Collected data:

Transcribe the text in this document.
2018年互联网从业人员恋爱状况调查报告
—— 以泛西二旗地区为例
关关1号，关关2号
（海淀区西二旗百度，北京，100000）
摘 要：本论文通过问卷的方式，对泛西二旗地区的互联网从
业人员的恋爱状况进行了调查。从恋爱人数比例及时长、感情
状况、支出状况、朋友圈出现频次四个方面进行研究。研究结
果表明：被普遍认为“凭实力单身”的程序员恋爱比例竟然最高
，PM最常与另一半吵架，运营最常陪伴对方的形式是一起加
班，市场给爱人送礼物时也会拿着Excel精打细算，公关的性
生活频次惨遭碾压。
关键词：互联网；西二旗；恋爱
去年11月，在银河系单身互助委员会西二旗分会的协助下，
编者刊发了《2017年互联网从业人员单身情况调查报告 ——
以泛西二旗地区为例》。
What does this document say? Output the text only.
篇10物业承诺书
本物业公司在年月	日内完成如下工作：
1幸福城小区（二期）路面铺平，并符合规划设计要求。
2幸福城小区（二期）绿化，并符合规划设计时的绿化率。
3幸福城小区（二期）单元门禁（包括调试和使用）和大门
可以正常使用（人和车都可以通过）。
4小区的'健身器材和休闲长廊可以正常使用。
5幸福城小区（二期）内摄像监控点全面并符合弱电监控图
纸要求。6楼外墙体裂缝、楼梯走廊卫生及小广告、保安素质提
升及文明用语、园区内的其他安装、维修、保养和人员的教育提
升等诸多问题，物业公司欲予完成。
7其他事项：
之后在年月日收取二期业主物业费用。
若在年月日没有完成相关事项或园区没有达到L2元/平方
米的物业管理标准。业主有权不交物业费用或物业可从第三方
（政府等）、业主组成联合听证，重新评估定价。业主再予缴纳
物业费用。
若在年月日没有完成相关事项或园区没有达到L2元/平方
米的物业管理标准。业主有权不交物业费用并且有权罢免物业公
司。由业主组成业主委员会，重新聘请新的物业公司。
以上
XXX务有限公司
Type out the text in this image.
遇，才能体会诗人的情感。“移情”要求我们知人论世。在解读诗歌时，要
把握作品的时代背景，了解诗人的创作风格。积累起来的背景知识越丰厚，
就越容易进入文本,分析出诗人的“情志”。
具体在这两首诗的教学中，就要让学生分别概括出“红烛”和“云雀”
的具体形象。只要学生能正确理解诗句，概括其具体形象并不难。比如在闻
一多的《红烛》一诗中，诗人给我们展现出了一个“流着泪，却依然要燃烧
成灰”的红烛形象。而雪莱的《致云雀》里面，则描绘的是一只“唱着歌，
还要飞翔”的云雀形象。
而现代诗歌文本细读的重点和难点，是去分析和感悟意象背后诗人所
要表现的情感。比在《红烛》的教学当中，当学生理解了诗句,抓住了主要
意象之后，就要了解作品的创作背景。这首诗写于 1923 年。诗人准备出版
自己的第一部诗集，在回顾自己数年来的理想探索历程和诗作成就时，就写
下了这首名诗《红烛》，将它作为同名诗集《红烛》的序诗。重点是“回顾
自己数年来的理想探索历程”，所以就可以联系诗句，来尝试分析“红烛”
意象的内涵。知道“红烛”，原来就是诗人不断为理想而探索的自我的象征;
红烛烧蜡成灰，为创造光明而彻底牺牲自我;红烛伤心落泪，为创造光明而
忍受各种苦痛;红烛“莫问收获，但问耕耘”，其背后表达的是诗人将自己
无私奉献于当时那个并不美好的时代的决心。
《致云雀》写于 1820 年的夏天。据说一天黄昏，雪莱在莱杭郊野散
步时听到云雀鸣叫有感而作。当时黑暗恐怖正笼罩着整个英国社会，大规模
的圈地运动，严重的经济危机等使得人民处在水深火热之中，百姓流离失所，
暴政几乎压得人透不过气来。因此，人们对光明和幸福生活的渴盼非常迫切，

* _Problem_:
Lines holding the word "this" should be counted across the entries; state only how many there are.

* _Correct result_:
3